◆ Input rows ◆
+---+

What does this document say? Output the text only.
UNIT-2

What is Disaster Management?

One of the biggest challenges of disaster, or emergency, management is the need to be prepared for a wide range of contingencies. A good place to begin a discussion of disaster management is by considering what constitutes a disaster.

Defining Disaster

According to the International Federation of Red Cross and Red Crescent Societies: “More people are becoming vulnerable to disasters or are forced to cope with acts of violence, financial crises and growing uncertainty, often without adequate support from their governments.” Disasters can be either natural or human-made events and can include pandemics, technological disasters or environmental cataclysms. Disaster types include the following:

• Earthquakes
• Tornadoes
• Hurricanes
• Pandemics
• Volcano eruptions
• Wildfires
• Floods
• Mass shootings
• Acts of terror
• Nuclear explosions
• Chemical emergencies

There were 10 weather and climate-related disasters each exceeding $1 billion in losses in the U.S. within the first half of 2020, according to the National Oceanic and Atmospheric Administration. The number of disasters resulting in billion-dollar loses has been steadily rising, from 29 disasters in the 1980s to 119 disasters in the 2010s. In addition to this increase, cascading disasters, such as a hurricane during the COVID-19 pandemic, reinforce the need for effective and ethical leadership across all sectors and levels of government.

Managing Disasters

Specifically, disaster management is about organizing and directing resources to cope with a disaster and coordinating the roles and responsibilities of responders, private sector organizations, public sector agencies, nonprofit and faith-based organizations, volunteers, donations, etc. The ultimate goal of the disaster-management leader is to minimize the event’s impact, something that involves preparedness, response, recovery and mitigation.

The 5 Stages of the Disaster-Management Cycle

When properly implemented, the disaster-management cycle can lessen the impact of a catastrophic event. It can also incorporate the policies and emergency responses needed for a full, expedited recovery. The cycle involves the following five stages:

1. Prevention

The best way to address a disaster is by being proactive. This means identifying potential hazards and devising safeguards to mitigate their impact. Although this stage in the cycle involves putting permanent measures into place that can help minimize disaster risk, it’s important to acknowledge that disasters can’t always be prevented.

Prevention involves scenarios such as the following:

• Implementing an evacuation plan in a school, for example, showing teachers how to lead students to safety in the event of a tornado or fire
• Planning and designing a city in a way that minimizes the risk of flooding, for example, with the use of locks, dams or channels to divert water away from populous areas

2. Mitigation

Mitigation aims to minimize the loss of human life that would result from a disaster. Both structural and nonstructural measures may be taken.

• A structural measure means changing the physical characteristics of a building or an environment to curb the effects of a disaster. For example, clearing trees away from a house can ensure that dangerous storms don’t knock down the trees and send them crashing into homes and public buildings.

+---+

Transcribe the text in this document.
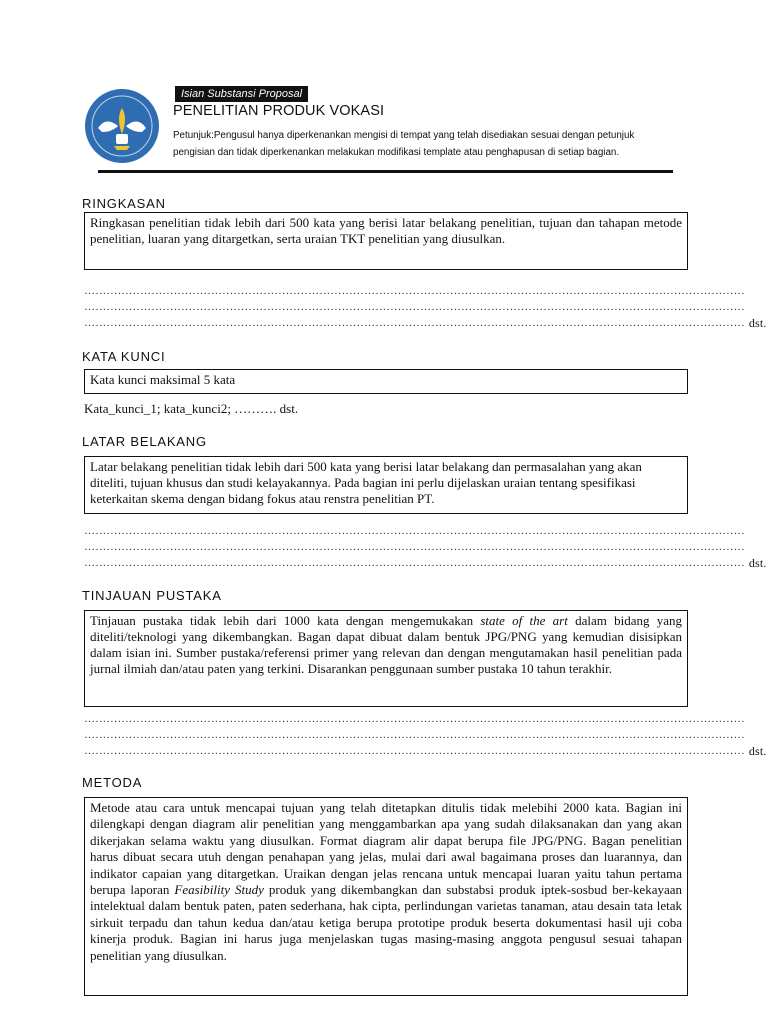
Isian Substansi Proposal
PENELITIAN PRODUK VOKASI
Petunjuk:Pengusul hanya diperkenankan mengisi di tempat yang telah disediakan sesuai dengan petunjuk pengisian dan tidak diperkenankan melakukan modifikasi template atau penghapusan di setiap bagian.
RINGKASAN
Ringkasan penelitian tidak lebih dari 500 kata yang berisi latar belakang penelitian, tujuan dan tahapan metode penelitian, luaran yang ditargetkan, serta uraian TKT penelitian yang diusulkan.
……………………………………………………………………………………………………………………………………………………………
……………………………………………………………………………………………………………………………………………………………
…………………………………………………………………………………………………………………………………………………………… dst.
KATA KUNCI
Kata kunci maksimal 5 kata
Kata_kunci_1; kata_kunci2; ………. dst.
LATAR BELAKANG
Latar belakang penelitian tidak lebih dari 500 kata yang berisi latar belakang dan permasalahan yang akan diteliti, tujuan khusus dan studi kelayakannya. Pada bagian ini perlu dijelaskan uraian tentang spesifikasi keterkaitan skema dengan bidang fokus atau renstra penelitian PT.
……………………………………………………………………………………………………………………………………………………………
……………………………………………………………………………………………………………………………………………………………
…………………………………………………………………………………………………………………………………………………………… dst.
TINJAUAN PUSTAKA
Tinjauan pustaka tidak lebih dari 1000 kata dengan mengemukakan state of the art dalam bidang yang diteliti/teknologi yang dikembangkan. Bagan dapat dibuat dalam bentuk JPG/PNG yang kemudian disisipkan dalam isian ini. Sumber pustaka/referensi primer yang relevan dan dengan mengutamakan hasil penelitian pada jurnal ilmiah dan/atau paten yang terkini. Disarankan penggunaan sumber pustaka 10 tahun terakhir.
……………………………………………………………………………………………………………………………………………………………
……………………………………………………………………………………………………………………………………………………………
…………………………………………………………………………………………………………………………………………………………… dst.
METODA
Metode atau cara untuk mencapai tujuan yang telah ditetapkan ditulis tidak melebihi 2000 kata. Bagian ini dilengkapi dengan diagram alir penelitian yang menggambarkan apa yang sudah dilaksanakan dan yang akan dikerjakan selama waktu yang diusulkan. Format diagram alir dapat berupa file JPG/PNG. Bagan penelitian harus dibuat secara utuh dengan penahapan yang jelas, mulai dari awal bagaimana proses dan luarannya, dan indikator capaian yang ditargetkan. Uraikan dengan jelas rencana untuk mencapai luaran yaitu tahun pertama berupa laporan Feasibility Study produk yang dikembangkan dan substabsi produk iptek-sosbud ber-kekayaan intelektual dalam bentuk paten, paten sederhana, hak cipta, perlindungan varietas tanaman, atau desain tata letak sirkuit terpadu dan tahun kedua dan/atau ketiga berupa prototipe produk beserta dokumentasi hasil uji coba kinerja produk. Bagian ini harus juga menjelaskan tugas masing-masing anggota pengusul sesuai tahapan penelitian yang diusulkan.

+---+

◆ Task details ◆
Pull out all lines from the entries above that include the word "document".

◆ Result for this task ◆
What does this document say? Output the text only.
Transcribe the text in this document.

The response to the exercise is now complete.